(Stored data entries)
- - -

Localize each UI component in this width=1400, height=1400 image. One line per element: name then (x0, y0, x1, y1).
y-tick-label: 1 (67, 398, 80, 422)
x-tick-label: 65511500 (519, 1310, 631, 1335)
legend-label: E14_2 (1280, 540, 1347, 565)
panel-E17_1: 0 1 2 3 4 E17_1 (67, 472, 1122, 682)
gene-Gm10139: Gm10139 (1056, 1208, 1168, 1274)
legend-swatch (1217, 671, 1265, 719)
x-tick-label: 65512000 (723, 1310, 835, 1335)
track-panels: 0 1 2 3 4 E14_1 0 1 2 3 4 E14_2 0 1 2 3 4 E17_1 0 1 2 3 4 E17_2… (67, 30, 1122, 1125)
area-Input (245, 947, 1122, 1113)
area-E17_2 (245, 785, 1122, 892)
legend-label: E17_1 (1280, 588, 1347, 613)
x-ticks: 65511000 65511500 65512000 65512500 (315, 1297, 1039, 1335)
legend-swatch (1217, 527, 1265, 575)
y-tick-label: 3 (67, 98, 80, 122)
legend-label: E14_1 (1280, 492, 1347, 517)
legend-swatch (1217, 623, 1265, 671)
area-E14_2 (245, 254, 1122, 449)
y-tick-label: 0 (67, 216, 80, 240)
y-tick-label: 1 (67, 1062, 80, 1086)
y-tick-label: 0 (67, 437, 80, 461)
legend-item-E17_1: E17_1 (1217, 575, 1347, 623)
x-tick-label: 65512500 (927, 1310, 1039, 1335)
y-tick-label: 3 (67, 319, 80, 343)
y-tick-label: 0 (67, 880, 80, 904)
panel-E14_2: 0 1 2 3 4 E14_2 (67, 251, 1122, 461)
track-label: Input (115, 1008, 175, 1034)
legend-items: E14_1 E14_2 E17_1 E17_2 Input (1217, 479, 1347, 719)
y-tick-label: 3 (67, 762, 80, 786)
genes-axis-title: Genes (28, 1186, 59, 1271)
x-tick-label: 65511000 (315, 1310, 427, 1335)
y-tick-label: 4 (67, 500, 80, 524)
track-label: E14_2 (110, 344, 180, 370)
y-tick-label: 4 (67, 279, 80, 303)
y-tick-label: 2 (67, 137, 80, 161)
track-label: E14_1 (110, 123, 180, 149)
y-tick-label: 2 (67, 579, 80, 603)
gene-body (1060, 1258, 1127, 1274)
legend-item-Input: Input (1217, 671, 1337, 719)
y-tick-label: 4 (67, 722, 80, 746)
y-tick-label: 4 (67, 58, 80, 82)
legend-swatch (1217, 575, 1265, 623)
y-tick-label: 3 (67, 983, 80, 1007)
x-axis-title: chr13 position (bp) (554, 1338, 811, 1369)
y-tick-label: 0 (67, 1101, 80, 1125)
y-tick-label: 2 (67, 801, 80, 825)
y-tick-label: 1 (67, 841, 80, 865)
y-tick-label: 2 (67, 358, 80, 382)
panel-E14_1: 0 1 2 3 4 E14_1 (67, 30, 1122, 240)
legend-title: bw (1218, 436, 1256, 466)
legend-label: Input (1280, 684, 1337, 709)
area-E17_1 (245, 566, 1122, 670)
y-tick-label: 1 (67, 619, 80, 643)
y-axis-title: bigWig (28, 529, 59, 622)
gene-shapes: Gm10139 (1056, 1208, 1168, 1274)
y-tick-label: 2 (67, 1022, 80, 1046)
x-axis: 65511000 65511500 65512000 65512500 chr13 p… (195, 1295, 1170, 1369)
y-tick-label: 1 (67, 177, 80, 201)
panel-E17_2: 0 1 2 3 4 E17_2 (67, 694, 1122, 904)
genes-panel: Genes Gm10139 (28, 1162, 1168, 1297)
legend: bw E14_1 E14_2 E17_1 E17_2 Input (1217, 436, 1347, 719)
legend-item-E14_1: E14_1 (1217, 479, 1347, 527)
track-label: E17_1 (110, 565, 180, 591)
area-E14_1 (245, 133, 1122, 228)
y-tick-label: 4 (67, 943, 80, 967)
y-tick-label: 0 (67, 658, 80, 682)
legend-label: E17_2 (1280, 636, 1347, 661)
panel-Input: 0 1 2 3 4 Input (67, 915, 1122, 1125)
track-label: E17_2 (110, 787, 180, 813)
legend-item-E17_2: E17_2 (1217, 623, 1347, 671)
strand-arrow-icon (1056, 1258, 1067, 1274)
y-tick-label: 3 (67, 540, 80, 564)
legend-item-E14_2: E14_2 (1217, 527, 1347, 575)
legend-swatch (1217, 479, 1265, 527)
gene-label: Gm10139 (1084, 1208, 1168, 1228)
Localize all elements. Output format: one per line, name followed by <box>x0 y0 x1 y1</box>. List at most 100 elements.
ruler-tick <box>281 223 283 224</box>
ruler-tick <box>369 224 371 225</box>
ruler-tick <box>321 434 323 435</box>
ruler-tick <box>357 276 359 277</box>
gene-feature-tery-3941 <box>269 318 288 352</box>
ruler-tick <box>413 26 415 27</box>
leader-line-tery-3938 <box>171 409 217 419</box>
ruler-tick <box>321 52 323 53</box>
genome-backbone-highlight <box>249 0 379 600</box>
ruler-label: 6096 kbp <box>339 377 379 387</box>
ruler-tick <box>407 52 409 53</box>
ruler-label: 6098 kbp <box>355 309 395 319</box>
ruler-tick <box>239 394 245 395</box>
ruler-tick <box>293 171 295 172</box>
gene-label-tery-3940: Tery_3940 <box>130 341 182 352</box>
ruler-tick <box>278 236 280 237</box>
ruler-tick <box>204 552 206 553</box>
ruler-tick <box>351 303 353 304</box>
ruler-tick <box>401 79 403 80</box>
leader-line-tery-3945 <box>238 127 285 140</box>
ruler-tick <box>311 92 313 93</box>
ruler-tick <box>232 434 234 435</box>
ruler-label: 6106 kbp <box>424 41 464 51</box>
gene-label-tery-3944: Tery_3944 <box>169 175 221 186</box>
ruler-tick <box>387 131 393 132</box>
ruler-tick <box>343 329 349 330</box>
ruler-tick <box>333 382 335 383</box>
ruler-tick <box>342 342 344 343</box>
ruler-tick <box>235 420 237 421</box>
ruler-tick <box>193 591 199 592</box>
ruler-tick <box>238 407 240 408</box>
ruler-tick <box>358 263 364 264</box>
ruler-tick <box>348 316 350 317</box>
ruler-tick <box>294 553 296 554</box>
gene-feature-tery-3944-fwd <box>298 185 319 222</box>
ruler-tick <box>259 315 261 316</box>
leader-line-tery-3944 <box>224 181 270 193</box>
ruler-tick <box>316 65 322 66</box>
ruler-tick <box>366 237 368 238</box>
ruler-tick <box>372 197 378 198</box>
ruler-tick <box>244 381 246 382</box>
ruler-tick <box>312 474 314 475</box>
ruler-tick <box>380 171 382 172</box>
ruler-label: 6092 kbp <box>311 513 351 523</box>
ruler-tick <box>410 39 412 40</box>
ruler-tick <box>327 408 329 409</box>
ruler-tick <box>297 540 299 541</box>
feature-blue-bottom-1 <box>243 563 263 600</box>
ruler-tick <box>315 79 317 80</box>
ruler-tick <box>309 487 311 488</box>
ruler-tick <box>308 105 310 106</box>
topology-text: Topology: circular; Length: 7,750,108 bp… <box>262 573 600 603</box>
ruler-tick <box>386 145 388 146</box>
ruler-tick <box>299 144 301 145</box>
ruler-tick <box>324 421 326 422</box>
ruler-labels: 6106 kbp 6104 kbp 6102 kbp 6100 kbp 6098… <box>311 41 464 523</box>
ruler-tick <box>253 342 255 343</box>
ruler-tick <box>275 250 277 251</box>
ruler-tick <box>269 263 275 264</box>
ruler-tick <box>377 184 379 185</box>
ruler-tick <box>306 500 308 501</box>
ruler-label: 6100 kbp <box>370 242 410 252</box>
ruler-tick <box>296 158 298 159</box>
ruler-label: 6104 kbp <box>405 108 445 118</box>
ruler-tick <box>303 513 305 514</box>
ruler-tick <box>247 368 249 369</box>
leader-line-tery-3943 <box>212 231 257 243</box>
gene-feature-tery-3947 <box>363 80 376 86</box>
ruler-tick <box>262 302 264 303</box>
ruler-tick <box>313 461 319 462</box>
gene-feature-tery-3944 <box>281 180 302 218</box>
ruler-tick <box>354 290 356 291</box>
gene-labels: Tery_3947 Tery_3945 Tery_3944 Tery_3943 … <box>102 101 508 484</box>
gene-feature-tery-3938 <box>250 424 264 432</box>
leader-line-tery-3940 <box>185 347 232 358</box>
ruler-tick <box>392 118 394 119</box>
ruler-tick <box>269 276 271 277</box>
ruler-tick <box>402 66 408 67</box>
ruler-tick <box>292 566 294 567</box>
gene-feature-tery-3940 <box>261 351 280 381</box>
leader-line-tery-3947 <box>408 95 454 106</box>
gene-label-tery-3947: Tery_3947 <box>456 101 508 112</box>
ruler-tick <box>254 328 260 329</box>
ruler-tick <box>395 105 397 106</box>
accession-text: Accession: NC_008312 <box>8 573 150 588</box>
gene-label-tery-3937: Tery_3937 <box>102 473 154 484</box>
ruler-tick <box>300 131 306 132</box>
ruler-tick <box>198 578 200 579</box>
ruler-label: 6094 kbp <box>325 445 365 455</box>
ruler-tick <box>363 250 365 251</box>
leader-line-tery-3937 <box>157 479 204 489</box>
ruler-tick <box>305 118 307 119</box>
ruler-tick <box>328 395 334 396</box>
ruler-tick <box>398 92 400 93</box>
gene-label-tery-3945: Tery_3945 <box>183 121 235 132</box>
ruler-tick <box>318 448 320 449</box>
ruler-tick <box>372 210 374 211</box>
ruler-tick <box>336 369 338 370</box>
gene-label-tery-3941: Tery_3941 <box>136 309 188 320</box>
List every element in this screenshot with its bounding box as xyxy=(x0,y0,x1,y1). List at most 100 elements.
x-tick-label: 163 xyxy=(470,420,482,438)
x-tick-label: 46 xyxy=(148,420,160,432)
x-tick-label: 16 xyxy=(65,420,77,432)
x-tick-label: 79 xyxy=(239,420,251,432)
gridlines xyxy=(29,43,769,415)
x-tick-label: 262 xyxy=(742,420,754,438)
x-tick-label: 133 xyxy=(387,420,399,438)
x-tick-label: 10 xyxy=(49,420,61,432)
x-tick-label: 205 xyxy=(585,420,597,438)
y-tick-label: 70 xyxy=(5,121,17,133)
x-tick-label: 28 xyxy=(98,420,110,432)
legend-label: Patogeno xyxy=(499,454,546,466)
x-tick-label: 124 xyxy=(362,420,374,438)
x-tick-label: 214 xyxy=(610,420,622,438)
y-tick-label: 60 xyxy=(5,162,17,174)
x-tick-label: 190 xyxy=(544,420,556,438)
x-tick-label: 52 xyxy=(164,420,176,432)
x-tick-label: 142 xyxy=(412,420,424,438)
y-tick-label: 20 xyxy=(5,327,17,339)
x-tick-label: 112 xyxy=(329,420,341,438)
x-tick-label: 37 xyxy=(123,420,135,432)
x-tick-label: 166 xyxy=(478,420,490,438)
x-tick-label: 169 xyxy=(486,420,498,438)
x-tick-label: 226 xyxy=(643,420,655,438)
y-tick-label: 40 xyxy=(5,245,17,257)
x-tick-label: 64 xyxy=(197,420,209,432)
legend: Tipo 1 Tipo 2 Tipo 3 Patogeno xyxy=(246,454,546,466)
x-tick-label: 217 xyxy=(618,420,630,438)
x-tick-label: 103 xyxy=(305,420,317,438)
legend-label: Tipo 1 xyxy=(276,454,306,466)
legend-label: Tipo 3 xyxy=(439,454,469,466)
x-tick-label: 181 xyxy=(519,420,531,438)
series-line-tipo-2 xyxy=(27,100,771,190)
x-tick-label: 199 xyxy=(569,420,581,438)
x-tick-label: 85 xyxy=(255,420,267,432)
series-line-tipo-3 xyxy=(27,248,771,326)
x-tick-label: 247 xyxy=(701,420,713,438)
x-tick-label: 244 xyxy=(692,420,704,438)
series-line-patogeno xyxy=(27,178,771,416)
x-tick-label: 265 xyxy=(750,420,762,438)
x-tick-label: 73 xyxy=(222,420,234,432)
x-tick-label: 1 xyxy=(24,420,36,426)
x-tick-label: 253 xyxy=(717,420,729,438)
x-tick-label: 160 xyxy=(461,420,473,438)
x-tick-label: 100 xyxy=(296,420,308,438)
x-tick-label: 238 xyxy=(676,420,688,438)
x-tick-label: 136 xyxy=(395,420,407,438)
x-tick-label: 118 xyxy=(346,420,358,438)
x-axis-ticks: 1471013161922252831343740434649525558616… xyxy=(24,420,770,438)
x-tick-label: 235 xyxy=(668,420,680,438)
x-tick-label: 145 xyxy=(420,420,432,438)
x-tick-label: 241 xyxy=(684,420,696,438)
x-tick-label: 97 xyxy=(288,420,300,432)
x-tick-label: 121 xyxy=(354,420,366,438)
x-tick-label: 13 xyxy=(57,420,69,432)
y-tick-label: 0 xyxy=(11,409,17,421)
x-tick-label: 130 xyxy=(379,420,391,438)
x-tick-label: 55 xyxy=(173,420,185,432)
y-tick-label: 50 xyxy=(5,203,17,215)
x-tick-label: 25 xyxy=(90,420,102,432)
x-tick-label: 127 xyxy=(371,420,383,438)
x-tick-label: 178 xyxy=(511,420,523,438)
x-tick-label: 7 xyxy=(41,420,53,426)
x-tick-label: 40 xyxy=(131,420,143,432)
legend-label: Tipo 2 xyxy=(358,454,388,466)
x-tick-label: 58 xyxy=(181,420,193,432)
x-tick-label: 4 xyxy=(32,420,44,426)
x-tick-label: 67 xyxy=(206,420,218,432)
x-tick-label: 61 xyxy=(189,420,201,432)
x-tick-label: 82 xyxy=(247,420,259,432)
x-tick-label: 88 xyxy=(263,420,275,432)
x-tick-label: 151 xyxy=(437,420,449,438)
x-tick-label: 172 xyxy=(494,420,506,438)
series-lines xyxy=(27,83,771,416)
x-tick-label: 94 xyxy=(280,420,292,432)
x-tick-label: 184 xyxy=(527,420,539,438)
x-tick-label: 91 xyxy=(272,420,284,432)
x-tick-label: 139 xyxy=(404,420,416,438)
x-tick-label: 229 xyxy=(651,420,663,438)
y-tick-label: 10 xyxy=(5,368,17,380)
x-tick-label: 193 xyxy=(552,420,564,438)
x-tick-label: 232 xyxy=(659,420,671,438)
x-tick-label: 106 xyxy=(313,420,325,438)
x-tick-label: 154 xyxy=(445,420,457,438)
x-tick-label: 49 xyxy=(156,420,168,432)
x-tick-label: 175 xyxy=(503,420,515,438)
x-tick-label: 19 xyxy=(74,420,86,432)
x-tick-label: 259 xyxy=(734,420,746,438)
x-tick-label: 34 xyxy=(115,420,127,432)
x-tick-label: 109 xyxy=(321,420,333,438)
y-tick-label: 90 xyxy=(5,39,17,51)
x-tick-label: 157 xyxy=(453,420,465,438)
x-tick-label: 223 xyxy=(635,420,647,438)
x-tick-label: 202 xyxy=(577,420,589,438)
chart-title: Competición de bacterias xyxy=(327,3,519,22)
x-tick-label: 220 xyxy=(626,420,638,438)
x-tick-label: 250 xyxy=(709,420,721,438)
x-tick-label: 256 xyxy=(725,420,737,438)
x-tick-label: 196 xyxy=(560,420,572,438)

- - -

## DIRECTIONS
Among the entries above, how many lines include the word "most"? Reply with the number only.

## THE ANSWER
2